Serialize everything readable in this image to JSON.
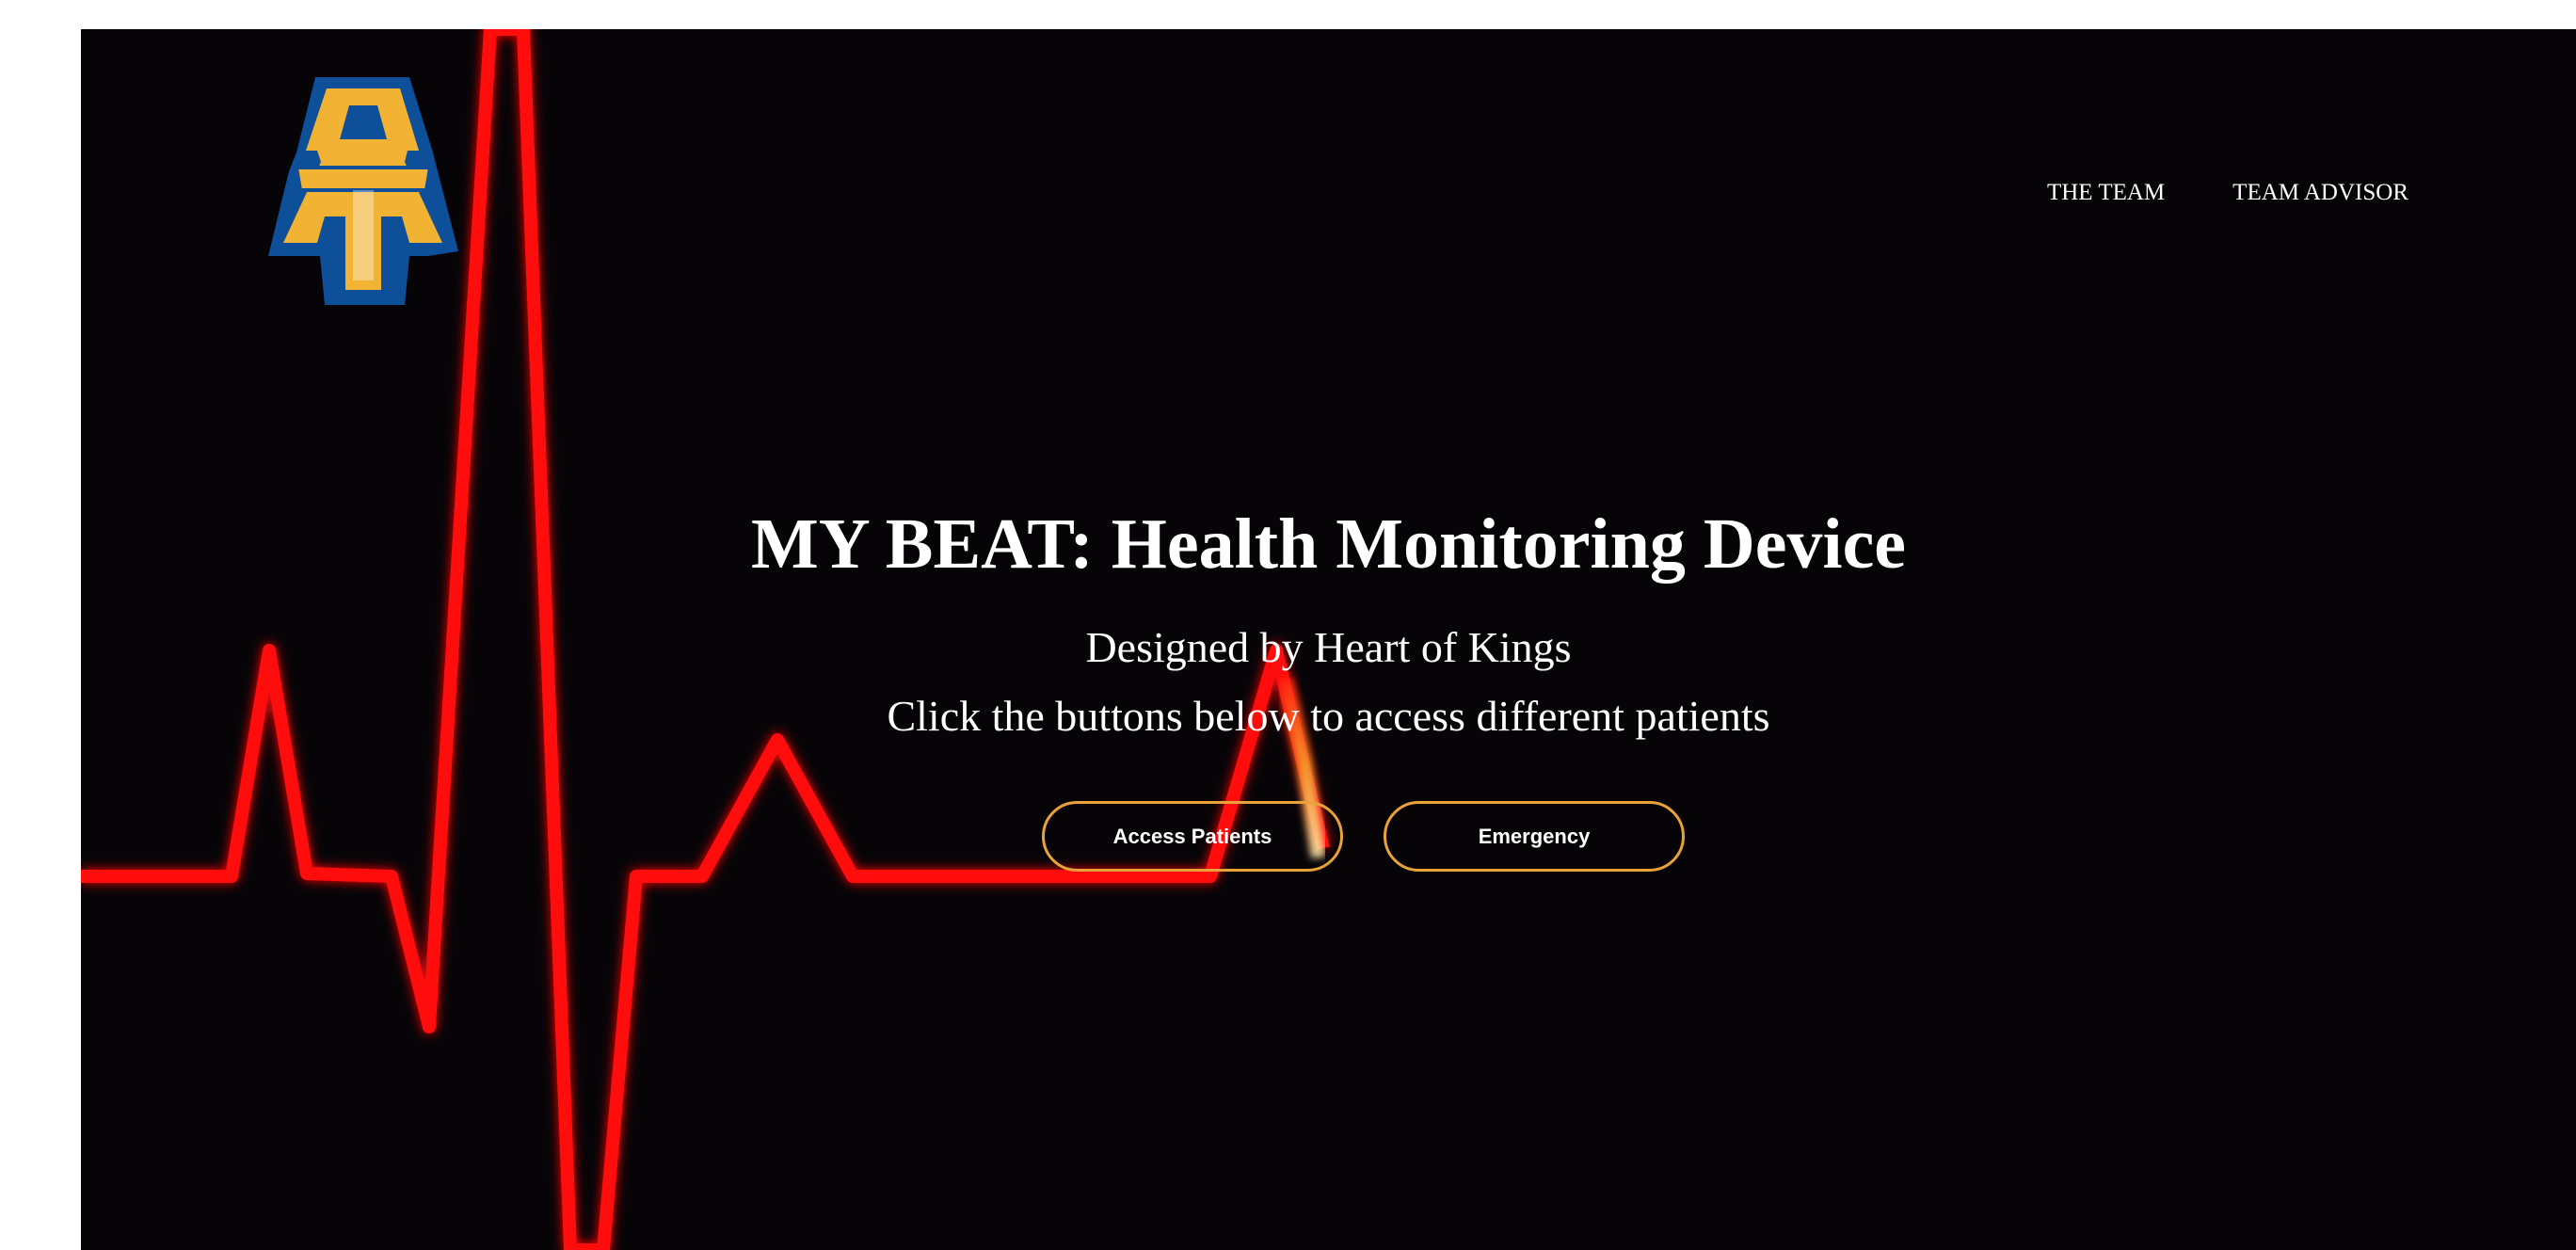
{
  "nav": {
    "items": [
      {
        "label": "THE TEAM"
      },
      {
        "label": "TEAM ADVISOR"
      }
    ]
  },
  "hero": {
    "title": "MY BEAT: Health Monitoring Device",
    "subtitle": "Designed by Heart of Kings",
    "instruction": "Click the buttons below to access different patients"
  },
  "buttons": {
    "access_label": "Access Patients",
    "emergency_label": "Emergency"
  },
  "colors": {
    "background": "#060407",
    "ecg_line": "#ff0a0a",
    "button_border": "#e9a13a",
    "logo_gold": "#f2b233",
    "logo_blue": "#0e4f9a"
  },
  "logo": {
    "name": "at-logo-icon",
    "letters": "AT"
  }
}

#####

(Goal of the exercise)
Please repeat the listing precisely, excluding the pictures it contains.

(Task output)
Serialize everything readable in this image to JSON.
{
  "nav": {
    "items": [
      {
        "label": "THE TEAM"
      },
      {
        "label": "TEAM ADVISOR"
      }
    ]
  },
  "hero": {
    "title": "MY BEAT: Health Monitoring Device",
    "subtitle": "Designed by Heart of Kings",
    "instruction": "Click the buttons below to access different patients"
  },
  "buttons": {
    "access_label": "Access Patients",
    "emergency_label": "Emergency"
  },
  "colors": {
    "background": "#060407",
    "ecg_line": "#ff0a0a",
    "button_border": "#e9a13a",
    "logo_gold": "#f2b233",
    "logo_blue": "#0e4f9a"
  },
  "logo": {
    "name": "at-logo-icon",
    "letters": "AT"
  }
}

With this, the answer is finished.